_PROBLEM DESCRIPTION_.
The records that follow must be repeated verbatim, every one of them.
══ DATASET ENTRIES
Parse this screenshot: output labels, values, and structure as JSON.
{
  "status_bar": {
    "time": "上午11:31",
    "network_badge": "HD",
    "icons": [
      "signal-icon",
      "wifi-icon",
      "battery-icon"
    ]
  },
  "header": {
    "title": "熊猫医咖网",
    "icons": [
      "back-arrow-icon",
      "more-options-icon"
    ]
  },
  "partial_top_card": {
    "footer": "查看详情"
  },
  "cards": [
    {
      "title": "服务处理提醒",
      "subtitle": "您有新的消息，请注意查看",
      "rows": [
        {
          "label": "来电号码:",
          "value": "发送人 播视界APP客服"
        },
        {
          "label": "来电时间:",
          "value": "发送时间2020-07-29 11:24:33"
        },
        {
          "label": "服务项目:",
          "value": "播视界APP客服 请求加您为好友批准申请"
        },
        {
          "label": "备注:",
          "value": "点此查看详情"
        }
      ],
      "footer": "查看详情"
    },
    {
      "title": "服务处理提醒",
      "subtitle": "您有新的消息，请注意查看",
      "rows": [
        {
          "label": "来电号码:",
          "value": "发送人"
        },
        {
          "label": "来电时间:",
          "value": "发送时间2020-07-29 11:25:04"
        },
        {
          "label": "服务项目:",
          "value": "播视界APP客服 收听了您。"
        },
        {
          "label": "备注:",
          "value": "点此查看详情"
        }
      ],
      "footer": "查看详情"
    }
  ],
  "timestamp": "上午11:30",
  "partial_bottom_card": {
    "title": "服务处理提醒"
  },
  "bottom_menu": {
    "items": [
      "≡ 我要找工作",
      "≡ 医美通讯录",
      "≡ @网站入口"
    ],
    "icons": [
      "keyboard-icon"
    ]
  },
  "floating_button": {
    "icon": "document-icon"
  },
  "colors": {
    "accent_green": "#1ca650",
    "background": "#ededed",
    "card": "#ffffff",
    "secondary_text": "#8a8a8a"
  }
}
════
_RESULT FOR THIS TASK_.
Parse this screenshot: output labels, values, and structure as JSON.
{
  "status_bar": {
    "time": "上午11:31",
    "network_badge": "HD",
    "icons": [
      "signal-icon",
      "wifi-icon",
      "battery-icon"
    ]
  },
  "header": {
    "title": "熊猫医咖网",
    "icons": [
      "back-arrow-icon",
      "more-options-icon"
    ]
  },
  "partial_top_card": {
    "footer": "查看详情"
  },
  "cards": [
    {
      "title": "服务处理提醒",
      "subtitle": "您有新的消息，请注意查看",
      "rows": [
        {
          "label": "来电号码:",
          "value": "发送人 播视界APP客服"
        },
        {
          "label": "来电时间:",
          "value": "发送时间2020-07-29 11:24:33"
        },
        {
          "label": "服务项目:",
          "value": "播视界APP客服 请求加您为好友批准申请"
        },
        {
          "label": "备注:",
          "value": "点此查看详情"
        }
      ],
      "footer": "查看详情"
    },
    {
      "title": "服务处理提醒",
      "subtitle": "您有新的消息，请注意查看",
      "rows": [
        {
          "label": "来电号码:",
          "value": "发送人"
        },
        {
          "label": "来电时间:",
          "value": "发送时间2020-07-29 11:25:04"
        },
        {
          "label": "服务项目:",
          "value": "播视界APP客服 收听了您。"
        },
        {
          "label": "备注:",
          "value": "点此查看详情"
        }
      ],
      "footer": "查看详情"
    }
  ],
  "timestamp": "上午11:30",
  "partial_bottom_card": {
    "title": "服务处理提醒"
  },
  "bottom_menu": {
    "items": [
      "≡ 我要找工作",
      "≡ 医美通讯录",
      "≡ @网站入口"
    ],
    "icons": [
      "keyboard-icon"
    ]
  },
  "floating_button": {
    "icon": "document-icon"
  },
  "colors": {
    "accent_green": "#1ca650",
    "background": "#ededed",
    "card": "#ffffff",
    "secondary_text": "#8a8a8a"
  }
}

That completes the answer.